** Start Input data **
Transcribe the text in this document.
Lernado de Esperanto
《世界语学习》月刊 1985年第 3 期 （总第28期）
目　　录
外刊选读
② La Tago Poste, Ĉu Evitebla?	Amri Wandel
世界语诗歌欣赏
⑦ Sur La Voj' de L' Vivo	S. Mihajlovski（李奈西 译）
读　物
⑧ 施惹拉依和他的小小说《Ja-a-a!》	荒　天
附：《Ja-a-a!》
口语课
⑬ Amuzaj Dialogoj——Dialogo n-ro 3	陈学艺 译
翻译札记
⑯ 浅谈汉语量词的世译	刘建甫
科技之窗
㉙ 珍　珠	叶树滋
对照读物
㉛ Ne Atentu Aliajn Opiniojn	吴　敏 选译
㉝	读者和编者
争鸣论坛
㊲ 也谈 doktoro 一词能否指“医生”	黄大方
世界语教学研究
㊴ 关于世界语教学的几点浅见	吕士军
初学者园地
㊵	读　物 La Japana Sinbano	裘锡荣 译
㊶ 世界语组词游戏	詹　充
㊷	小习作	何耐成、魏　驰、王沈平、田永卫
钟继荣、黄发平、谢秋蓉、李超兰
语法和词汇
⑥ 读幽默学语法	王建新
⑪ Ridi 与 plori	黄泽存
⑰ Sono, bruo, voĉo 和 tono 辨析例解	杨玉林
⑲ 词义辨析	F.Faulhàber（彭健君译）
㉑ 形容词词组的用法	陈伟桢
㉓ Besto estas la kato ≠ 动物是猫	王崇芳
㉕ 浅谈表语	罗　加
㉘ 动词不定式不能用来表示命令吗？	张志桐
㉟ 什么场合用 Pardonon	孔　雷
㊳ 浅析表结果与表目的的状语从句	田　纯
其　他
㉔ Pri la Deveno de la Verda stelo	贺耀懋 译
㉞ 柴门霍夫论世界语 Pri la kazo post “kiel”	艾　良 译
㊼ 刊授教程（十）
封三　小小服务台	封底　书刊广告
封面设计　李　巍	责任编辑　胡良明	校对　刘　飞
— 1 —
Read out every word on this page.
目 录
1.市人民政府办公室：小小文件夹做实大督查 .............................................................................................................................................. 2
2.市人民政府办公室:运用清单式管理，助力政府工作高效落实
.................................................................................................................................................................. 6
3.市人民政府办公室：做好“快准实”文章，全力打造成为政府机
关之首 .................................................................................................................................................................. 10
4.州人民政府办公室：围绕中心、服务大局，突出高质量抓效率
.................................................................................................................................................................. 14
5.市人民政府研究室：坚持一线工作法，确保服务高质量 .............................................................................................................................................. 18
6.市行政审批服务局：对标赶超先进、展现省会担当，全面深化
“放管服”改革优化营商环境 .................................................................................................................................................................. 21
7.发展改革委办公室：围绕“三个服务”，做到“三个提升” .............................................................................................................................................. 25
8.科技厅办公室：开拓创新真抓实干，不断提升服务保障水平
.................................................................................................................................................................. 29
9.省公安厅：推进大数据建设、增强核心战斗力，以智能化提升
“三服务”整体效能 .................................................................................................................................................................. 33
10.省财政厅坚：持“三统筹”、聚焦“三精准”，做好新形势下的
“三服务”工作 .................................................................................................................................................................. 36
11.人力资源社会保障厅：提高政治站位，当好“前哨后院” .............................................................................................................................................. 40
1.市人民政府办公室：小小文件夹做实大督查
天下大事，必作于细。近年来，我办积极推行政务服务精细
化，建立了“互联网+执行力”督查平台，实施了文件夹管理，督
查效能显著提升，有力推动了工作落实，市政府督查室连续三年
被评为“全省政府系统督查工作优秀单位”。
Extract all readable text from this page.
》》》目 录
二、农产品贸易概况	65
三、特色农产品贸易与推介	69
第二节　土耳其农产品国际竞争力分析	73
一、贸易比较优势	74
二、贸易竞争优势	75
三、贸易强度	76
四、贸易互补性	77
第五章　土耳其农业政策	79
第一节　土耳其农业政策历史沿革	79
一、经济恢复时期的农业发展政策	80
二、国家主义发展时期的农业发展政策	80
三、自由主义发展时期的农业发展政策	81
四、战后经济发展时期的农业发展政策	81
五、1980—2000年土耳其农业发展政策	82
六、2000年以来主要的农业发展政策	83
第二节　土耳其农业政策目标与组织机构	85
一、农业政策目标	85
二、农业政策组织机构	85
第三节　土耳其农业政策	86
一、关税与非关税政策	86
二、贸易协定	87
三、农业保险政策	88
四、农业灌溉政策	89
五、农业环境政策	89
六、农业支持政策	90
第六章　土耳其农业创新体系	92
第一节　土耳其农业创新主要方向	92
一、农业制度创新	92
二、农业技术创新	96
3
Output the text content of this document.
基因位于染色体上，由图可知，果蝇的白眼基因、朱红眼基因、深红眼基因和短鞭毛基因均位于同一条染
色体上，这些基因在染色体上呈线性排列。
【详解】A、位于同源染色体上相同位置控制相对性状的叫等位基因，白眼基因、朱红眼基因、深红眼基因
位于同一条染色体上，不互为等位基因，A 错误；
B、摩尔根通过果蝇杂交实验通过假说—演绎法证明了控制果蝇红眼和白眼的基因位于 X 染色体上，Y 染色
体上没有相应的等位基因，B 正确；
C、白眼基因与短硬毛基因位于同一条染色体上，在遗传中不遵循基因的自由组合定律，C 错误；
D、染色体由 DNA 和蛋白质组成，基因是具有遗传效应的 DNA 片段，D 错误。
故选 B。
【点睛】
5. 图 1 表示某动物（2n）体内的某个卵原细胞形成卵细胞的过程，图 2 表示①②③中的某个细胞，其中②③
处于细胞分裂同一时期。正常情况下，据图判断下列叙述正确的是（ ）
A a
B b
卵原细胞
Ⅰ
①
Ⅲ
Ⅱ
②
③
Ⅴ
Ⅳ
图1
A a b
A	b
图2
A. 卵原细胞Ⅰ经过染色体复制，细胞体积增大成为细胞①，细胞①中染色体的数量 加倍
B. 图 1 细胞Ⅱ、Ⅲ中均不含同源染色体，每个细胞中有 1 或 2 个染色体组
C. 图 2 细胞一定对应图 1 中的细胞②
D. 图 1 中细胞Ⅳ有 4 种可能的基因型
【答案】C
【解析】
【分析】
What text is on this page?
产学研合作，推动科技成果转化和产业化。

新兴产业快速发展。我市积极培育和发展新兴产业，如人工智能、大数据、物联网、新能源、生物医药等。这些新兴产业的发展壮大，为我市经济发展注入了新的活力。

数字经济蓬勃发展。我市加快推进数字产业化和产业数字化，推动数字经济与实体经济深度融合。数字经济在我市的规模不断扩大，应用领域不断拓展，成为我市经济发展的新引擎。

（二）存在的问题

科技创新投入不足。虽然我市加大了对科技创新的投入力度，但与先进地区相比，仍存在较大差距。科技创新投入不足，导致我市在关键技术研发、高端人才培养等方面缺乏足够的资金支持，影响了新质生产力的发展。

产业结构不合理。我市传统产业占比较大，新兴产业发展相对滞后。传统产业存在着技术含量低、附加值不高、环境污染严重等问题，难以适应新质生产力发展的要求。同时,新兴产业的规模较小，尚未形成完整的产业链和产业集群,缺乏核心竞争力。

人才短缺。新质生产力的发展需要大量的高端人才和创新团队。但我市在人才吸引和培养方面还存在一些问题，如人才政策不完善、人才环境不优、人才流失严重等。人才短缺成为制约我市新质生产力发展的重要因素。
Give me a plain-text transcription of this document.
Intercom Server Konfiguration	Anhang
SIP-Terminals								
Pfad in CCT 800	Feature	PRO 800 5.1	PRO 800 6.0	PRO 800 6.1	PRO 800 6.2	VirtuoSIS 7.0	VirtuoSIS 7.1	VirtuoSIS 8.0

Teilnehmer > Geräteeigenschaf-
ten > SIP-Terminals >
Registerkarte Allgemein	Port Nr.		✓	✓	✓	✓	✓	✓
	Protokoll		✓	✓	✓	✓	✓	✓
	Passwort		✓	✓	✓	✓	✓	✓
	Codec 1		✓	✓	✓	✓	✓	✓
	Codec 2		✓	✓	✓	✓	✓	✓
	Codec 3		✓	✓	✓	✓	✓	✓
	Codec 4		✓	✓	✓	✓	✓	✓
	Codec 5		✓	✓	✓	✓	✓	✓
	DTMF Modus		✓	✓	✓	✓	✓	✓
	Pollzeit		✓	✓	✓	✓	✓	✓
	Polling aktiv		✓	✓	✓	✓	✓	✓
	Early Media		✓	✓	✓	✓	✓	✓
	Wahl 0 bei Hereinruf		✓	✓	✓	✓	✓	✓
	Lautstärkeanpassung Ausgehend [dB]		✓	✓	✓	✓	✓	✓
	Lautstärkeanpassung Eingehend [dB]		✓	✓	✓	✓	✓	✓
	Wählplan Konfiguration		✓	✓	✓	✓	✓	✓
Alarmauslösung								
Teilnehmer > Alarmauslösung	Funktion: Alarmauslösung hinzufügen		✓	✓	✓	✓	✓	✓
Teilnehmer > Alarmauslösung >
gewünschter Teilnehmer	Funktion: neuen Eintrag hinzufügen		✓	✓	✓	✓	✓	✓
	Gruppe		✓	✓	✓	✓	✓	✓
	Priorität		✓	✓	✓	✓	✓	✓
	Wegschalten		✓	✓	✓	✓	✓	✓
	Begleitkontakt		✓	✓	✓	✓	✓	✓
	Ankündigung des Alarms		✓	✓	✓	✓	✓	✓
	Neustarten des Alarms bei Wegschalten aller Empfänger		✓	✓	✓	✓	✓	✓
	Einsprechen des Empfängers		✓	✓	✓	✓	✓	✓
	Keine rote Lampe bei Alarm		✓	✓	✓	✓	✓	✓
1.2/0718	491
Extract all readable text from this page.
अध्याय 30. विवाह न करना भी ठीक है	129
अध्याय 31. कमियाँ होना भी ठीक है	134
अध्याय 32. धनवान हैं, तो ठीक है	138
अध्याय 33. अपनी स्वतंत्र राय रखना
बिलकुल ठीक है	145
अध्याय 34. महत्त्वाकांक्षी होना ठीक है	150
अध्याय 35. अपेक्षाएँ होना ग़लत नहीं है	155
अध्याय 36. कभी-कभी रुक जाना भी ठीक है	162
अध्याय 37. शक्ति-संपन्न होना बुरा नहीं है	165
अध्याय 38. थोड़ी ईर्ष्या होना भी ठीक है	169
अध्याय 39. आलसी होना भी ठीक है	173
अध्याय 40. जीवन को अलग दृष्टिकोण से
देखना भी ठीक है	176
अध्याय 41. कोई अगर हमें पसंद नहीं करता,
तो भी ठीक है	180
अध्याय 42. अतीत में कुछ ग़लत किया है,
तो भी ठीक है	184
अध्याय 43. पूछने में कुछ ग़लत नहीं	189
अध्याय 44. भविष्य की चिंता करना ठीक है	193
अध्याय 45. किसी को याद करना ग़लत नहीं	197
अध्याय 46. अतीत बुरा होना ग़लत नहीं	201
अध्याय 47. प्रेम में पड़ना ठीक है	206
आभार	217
** End Input data **
● Your objective
Filter out all lines lacking the word "Konfiguration" and copy the rest.

● Result of the task
Intercom Server Konfiguration	Anhang
	Wählplan Konfiguration		✓	✓	✓	✓	✓	✓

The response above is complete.